[Records for this exercise]:
--- start ---
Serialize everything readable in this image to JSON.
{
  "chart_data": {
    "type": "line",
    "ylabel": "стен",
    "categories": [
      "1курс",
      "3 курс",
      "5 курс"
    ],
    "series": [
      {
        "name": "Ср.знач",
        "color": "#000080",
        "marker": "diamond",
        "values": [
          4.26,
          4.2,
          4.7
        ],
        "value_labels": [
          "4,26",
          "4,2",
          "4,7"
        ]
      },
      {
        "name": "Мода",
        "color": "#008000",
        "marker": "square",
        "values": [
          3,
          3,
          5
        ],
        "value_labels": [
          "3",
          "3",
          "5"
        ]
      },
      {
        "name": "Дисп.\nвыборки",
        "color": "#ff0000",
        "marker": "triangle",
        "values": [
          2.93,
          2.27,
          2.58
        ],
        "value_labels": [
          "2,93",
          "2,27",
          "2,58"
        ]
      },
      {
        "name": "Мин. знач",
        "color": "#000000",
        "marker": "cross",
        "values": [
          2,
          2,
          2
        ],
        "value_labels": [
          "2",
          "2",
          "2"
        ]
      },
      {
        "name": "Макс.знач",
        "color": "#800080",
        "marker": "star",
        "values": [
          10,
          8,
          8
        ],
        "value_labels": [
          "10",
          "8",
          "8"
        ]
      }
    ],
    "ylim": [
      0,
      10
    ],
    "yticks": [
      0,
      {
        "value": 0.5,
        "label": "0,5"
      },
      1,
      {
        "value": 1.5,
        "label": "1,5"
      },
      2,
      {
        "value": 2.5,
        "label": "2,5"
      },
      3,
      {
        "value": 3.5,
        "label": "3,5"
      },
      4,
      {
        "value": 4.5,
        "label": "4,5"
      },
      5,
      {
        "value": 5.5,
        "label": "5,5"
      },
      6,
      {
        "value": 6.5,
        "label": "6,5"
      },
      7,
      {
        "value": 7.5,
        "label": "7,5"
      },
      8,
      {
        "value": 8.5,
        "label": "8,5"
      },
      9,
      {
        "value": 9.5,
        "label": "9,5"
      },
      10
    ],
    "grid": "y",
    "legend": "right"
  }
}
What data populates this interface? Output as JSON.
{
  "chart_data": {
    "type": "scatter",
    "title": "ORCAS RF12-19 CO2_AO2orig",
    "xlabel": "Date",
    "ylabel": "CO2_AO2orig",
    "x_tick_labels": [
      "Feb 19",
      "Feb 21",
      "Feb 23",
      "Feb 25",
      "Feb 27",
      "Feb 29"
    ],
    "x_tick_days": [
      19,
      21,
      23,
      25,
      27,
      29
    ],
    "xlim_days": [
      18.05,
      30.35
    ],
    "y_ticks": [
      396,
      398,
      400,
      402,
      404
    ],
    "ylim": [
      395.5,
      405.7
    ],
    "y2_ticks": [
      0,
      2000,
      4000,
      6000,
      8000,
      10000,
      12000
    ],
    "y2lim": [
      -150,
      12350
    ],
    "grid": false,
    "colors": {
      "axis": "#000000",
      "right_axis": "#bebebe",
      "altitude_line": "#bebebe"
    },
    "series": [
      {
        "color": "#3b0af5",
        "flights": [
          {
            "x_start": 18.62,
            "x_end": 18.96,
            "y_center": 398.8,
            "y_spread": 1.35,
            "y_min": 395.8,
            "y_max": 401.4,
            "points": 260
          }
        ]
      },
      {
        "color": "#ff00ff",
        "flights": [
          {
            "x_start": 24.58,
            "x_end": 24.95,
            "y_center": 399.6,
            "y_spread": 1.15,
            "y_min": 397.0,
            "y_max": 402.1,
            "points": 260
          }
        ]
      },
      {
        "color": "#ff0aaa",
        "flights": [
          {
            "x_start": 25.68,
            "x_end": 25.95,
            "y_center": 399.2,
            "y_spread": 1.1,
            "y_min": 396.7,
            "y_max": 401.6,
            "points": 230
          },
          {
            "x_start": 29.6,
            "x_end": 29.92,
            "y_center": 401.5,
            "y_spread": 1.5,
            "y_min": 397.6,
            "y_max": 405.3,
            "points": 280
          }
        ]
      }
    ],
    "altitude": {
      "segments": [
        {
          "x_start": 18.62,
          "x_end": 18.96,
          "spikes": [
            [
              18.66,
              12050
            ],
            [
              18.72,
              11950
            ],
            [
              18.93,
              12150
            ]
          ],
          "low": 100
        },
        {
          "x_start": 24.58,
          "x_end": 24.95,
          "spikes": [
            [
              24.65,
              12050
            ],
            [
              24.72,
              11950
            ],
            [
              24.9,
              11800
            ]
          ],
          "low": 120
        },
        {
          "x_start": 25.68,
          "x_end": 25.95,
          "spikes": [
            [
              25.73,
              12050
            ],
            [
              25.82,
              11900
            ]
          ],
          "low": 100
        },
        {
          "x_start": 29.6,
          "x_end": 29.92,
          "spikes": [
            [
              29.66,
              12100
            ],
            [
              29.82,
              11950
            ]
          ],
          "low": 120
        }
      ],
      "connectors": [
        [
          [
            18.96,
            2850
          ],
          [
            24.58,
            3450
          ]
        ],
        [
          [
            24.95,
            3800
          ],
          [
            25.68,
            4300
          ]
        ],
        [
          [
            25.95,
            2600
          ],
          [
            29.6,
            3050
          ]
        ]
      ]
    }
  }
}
--- end ---
[Task requirements]: Give nothing but the number of lines containing the string "marker".

[Task answer]: 5